**What is expected:**
Rewrite the items from the line holding "consignor-blank[interactable] xyxy=(194,346,586,361)" through the line holding "carrier-end: . xyxy=(586,403,591,419)", inclusive, renaming "carrier" to "transporter" and leaving everything else unchanged.

**Part of a data file:**
⟨

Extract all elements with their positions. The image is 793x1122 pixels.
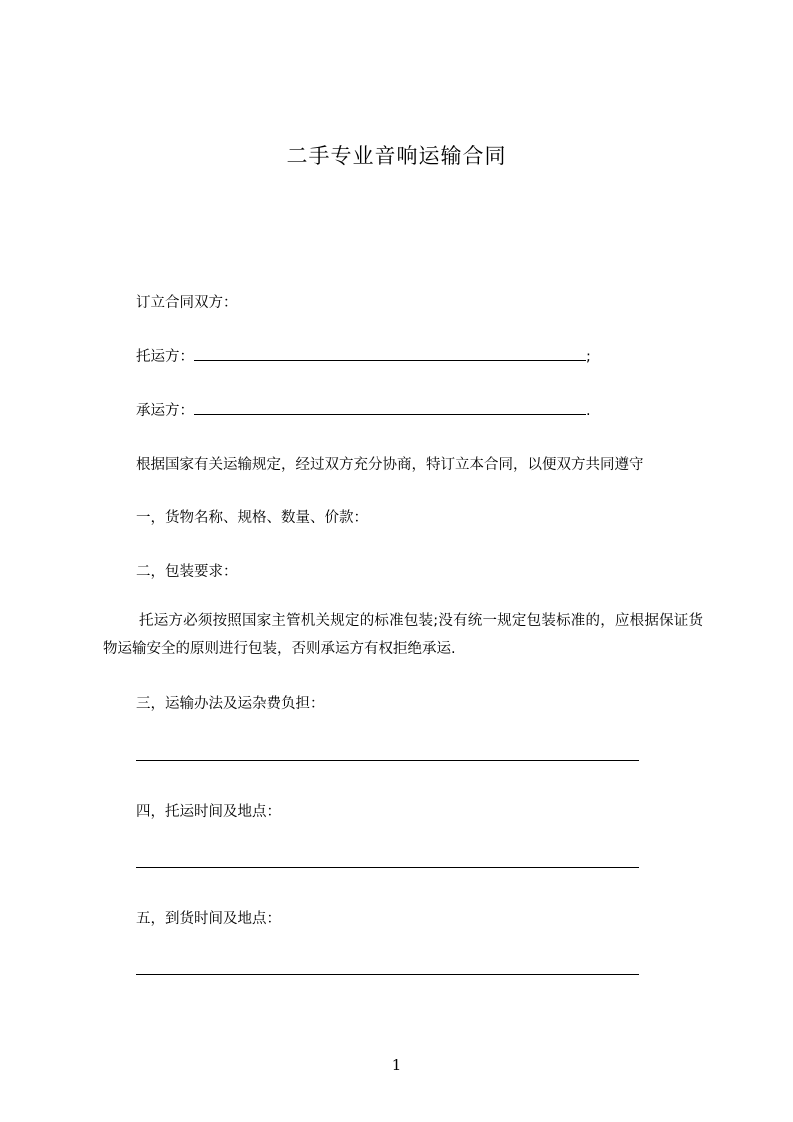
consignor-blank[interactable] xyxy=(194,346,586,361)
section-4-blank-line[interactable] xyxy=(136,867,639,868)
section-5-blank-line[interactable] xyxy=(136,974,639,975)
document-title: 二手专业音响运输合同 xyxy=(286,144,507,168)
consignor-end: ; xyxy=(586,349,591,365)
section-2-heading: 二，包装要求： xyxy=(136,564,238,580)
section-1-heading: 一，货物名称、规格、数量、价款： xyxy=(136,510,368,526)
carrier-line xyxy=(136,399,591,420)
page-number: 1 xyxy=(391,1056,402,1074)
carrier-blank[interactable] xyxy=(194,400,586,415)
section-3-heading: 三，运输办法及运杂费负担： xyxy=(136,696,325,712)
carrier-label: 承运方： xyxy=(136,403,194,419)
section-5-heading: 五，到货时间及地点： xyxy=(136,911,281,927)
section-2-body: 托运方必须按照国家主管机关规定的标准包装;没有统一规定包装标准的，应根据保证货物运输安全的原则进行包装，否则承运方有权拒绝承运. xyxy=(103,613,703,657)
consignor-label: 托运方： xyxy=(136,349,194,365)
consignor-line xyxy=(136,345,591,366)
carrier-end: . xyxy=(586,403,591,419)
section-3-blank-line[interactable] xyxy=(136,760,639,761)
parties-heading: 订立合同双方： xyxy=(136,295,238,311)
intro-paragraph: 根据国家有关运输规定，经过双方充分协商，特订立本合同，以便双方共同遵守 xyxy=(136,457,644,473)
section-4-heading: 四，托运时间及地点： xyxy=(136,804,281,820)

⟩

**Output for this task:**
consignor-blank[interactable] xyxy=(194,346,586,361)
section-4-blank-line[interactable] xyxy=(136,867,639,868)
section-5-blank-line[interactable] xyxy=(136,974,639,975)
document-title: 二手专业音响运输合同 xyxy=(286,144,507,168)
consignor-end: ; xyxy=(586,349,591,365)
section-2-heading: 二，包装要求： xyxy=(136,564,238,580)
section-1-heading: 一，货物名称、规格、数量、价款： xyxy=(136,510,368,526)
transporter-line xyxy=(136,399,591,420)
page-number: 1 xyxy=(391,1056,402,1074)
transporter-blank[interactable] xyxy=(194,400,586,415)
section-3-heading: 三，运输办法及运杂费负担： xyxy=(136,696,325,712)
transporter-label: 承运方： xyxy=(136,403,194,419)
section-5-heading: 五，到货时间及地点： xyxy=(136,911,281,927)
section-2-body: 托运方必须按照国家主管机关规定的标准包装;没有统一规定包装标准的，应根据保证货物运输安全的原则进行包装，否则承运方有权拒绝承运. xyxy=(103,613,703,657)
consignor-label: 托运方： xyxy=(136,349,194,365)
consignor-line xyxy=(136,345,591,366)
transporter-end: . xyxy=(586,403,591,419)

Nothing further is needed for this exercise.